### DIRECTIVE
Return the full listing exactly as it is written.

[Start]

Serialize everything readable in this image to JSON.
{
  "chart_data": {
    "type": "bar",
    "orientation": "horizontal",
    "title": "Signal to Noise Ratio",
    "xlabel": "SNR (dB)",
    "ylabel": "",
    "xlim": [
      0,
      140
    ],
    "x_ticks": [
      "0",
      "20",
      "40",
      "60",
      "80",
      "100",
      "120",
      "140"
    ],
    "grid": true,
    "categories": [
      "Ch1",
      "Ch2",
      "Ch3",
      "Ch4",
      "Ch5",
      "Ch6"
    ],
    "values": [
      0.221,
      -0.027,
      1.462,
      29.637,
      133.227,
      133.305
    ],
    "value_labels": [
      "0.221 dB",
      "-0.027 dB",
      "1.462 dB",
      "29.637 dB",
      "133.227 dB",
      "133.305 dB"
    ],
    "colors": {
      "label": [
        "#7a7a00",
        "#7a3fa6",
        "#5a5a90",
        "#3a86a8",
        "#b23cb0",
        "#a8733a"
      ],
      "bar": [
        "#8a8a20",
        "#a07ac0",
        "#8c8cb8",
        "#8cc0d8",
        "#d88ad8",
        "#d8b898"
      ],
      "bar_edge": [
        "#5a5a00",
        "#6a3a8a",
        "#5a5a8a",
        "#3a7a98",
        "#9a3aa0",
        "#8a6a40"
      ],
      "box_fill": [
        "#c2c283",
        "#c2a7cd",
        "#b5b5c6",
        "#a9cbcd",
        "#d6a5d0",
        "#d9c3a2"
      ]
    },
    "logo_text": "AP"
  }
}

[End]

### WRITTEN RESPONSE
Serialize everything readable in this image to JSON.
{
  "chart_data": {
    "type": "bar",
    "orientation": "horizontal",
    "title": "Signal to Noise Ratio",
    "xlabel": "SNR (dB)",
    "ylabel": "",
    "xlim": [
      0,
      140
    ],
    "x_ticks": [
      "0",
      "20",
      "40",
      "60",
      "80",
      "100",
      "120",
      "140"
    ],
    "grid": true,
    "categories": [
      "Ch1",
      "Ch2",
      "Ch3",
      "Ch4",
      "Ch5",
      "Ch6"
    ],
    "values": [
      0.221,
      -0.027,
      1.462,
      29.637,
      133.227,
      133.305
    ],
    "value_labels": [
      "0.221 dB",
      "-0.027 dB",
      "1.462 dB",
      "29.637 dB",
      "133.227 dB",
      "133.305 dB"
    ],
    "colors": {
      "label": [
        "#7a7a00",
        "#7a3fa6",
        "#5a5a90",
        "#3a86a8",
        "#b23cb0",
        "#a8733a"
      ],
      "bar": [
        "#8a8a20",
        "#a07ac0",
        "#8c8cb8",
        "#8cc0d8",
        "#d88ad8",
        "#d8b898"
      ],
      "bar_edge": [
        "#5a5a00",
        "#6a3a8a",
        "#5a5a8a",
        "#3a7a98",
        "#9a3aa0",
        "#8a6a40"
      ],
      "box_fill": [
        "#c2c283",
        "#c2a7cd",
        "#b5b5c6",
        "#a9cbcd",
        "#d6a5d0",
        "#d9c3a2"
      ]
    },
    "logo_text": "AP"
  }
}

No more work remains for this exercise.